### WHAT THE TASK ASKS
Pictures do not belong in the copy; restate the records below word for word.

==== STORED ROWS

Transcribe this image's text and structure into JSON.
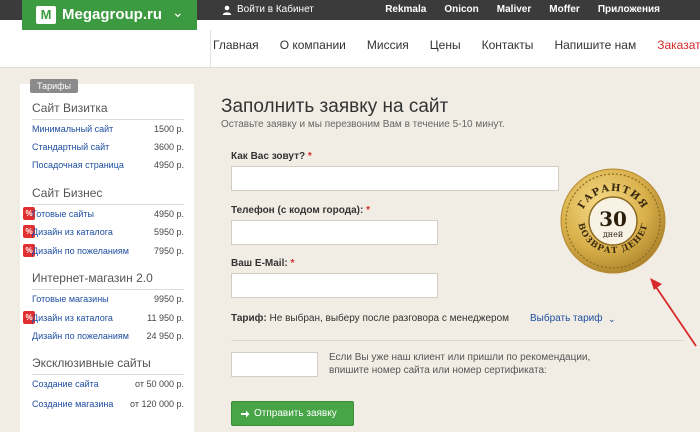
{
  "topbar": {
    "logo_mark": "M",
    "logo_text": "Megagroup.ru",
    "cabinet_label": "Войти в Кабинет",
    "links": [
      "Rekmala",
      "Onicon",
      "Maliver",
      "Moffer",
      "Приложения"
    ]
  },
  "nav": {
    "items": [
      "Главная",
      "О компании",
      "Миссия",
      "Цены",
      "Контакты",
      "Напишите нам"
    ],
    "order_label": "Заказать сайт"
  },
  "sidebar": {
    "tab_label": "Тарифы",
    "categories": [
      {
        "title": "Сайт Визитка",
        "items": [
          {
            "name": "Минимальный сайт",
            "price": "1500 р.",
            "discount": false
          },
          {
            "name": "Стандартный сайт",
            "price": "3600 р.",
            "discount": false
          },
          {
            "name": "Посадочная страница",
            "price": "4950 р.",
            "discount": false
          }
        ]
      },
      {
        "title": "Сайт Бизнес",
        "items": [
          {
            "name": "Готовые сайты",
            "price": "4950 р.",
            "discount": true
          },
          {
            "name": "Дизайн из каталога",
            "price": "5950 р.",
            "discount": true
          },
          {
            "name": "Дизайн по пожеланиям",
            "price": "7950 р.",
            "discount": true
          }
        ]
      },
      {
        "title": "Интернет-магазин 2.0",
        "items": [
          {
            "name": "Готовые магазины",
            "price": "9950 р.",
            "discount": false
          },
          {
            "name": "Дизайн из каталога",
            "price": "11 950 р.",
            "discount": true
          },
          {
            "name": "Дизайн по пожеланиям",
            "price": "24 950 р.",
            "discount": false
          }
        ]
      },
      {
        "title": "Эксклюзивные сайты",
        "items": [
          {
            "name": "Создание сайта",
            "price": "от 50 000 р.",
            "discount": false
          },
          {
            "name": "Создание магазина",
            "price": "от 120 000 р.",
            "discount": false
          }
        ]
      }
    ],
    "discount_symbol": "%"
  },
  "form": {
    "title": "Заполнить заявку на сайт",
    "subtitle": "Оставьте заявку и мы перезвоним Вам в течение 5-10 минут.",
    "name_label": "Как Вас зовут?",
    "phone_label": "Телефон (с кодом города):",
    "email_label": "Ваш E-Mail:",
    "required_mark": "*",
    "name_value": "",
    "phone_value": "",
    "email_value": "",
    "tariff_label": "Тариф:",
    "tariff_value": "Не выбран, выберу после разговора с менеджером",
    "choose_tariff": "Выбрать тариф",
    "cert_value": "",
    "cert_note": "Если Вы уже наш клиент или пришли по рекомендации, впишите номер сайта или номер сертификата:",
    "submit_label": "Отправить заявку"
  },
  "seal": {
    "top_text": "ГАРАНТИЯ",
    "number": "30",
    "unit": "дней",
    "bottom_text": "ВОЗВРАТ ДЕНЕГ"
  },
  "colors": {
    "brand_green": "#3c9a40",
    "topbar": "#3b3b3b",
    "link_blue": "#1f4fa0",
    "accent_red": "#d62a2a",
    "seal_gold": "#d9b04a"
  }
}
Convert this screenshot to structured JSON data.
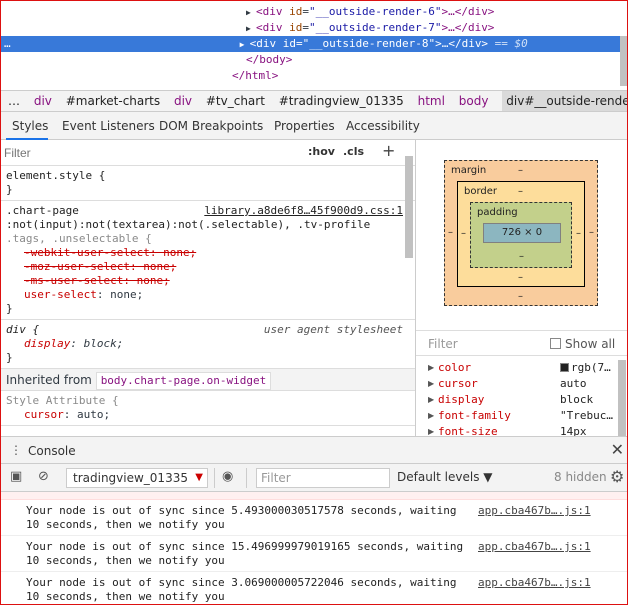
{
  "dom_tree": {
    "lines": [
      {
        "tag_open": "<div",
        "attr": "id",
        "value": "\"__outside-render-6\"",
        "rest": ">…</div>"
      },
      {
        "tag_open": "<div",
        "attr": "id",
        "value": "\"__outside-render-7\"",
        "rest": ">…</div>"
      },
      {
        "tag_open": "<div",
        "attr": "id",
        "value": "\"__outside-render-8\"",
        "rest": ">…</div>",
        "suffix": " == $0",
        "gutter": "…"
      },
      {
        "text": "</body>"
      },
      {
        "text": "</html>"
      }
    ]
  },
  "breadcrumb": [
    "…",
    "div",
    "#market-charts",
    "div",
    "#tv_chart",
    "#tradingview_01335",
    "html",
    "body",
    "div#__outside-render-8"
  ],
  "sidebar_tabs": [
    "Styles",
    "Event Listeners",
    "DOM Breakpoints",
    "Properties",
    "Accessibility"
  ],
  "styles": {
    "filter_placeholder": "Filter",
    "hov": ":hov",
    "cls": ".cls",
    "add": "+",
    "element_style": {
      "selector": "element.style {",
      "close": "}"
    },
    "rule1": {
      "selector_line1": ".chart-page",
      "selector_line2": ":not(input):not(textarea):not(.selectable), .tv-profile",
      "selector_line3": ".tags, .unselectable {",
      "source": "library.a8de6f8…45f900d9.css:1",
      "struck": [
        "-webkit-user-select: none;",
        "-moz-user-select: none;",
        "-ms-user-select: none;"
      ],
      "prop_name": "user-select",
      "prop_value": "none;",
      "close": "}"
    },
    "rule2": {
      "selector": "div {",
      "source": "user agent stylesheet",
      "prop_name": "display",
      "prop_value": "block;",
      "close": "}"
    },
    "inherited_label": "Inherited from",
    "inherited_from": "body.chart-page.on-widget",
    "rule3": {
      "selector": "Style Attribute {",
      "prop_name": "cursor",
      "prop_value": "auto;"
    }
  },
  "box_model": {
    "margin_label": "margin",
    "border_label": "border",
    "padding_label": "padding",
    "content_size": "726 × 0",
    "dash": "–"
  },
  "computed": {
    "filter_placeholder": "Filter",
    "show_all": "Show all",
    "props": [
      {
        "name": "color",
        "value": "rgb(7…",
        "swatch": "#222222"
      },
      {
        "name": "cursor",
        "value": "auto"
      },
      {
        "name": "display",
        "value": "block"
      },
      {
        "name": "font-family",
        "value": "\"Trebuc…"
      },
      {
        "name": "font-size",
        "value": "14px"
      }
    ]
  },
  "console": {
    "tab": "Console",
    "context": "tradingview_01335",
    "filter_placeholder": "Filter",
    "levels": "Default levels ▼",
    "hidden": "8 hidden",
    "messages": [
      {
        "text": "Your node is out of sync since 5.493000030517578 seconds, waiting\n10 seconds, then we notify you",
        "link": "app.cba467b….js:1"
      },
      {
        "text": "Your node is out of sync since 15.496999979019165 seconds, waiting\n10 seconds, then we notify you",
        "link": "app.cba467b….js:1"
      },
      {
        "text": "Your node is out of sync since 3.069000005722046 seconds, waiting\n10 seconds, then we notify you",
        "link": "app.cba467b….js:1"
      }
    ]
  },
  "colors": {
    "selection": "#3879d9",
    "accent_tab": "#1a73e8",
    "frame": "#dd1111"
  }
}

========

### EXERCISE ANSWER
Transcribe this image's text and structure into JSON.
{
  "topbar": {
    "logo_mark": "M",
    "logo_text": "Megagroup.ru",
    "cabinet_label": "Войти в Кабинет",
    "links": [
      "Rekmala",
      "Onicon",
      "Maliver",
      "Moffer",
      "Приложения"
    ]
  },
  "nav": {
    "items": [
      "Главная",
      "О компании",
      "Миссия",
      "Цены",
      "Контакты",
      "Напишите нам"
    ],
    "order_label": "Заказать сайт"
  },
  "sidebar": {
    "tab_label": "Тарифы",
    "categories": [
      {
        "title": "Сайт Визитка",
        "items": [
          {
            "name": "Минимальный сайт",
            "price": "1500 р.",
            "discount": false
          },
          {
            "name": "Стандартный сайт",
            "price": "3600 р.",
            "discount": false
          },
          {
            "name": "Посадочная страница",
            "price": "4950 р.",
            "discount": false
          }
        ]
      },
      {
        "title": "Сайт Бизнес",
        "items": [
          {
            "name": "Готовые сайты",
            "price": "4950 р.",
            "discount": true
          },
          {
            "name": "Дизайн из каталога",
            "price": "5950 р.",
            "discount": true
          },
          {
            "name": "Дизайн по пожеланиям",
            "price": "7950 р.",
            "discount": true
          }
        ]
      },
      {
        "title": "Интернет-магазин 2.0",
        "items": [
          {
            "name": "Готовые магазины",
            "price": "9950 р.",
            "discount": false
          },
          {
            "name": "Дизайн из каталога",
            "price": "11 950 р.",
            "discount": true
          },
          {
            "name": "Дизайн по пожеланиям",
            "price": "24 950 р.",
            "discount": false
          }
        ]
      },
      {
        "title": "Эксклюзивные сайты",
        "items": [
          {
            "name": "Создание сайта",
            "price": "от 50 000 р.",
            "discount": false
          },
          {
            "name": "Создание магазина",
            "price": "от 120 000 р.",
            "discount": false
          }
        ]
      }
    ],
    "discount_symbol": "%"
  },
  "form": {
    "title": "Заполнить заявку на сайт",
    "subtitle": "Оставьте заявку и мы перезвоним Вам в течение 5-10 минут.",
    "name_label": "Как Вас зовут?",
    "phone_label": "Телефон (с кодом города):",
    "email_label": "Ваш E-Mail:",
    "required_mark": "*",
    "name_value": "",
    "phone_value": "",
    "email_value": "",
    "tariff_label": "Тариф:",
    "tariff_value": "Не выбран, выберу после разговора с менеджером",
    "choose_tariff": "Выбрать тариф",
    "cert_value": "",
    "cert_note": "Если Вы уже наш клиент или пришли по рекомендации, впишите номер сайта или номер сертификата:",
    "submit_label": "Отправить заявку"
  },
  "seal": {
    "top_text": "ГАРАНТИЯ",
    "number": "30",
    "unit": "дней",
    "bottom_text": "ВОЗВРАТ ДЕНЕГ"
  },
  "colors": {
    "brand_green": "#3c9a40",
    "topbar": "#3b3b3b",
    "link_blue": "#1f4fa0",
    "accent_red": "#d62a2a",
    "seal_gold": "#d9b04a"
  }
}
Convert this screenshot to structured JSON data.
{
  "dom_tree": {
    "lines": [
      {
        "tag_open": "<div",
        "attr": "id",
        "value": "\"__outside-render-6\"",
        "rest": ">…</div>"
      },
      {
        "tag_open": "<div",
        "attr": "id",
        "value": "\"__outside-render-7\"",
        "rest": ">…</div>"
      },
      {
        "tag_open": "<div",
        "attr": "id",
        "value": "\"__outside-render-8\"",
        "rest": ">…</div>",
        "suffix": " == $0",
        "gutter": "…"
      },
      {
        "text": "</body>"
      },
      {
        "text": "</html>"
      }
    ]
  },
  "breadcrumb": [
    "…",
    "div",
    "#market-charts",
    "div",
    "#tv_chart",
    "#tradingview_01335",
    "html",
    "body",
    "div#__outside-render-8"
  ],
  "sidebar_tabs": [
    "Styles",
    "Event Listeners",
    "DOM Breakpoints",
    "Properties",
    "Accessibility"
  ],
  "styles": {
    "filter_placeholder": "Filter",
    "hov": ":hov",
    "cls": ".cls",
    "add": "+",
    "element_style": {
      "selector": "element.style {",
      "close": "}"
    },
    "rule1": {
      "selector_line1": ".chart-page",
      "selector_line2": ":not(input):not(textarea):not(.selectable), .tv-profile",
      "selector_line3": ".tags, .unselectable {",
      "source": "library.a8de6f8…45f900d9.css:1",
      "struck": [
        "-webkit-user-select: none;",
        "-moz-user-select: none;",
        "-ms-user-select: none;"
      ],
      "prop_name": "user-select",
      "prop_value": "none;",
      "close": "}"
    },
    "rule2": {
      "selector": "div {",
      "source": "user agent stylesheet",
      "prop_name": "display",
      "prop_value": "block;",
      "close": "}"
    },
    "inherited_label": "Inherited from",
    "inherited_from": "body.chart-page.on-widget",
    "rule3": {
      "selector": "Style Attribute {",
      "prop_name": "cursor",
      "prop_value": "auto;"
    }
  },
  "box_model": {
    "margin_label": "margin",
    "border_label": "border",
    "padding_label": "padding",
    "content_size": "726 × 0",
    "dash": "–"
  },
  "computed": {
    "filter_placeholder": "Filter",
    "show_all": "Show all",
    "props": [
      {
        "name": "color",
        "value": "rgb(7…",
        "swatch": "#222222"
      },
      {
        "name": "cursor",
        "value": "auto"
      },
      {
        "name": "display",
        "value": "block"
      },
      {
        "name": "font-family",
        "value": "\"Trebuc…"
      },
      {
        "name": "font-size",
        "value": "14px"
      }
    ]
  },
  "console": {
    "tab": "Console",
    "context": "tradingview_01335",
    "filter_placeholder": "Filter",
    "levels": "Default levels ▼",
    "hidden": "8 hidden",
    "messages": [
      {
        "text": "Your node is out of sync since 5.493000030517578 seconds, waiting\n10 seconds, then we notify you",
        "link": "app.cba467b….js:1"
      },
      {
        "text": "Your node is out of sync since 15.496999979019165 seconds, waiting\n10 seconds, then we notify you",
        "link": "app.cba467b….js:1"
      },
      {
        "text": "Your node is out of sync since 3.069000005722046 seconds, waiting\n10 seconds, then we notify you",
        "link": "app.cba467b….js:1"
      }
    ]
  },
  "colors": {
    "selection": "#3879d9",
    "accent_tab": "#1a73e8",
    "frame": "#dd1111"
  }
}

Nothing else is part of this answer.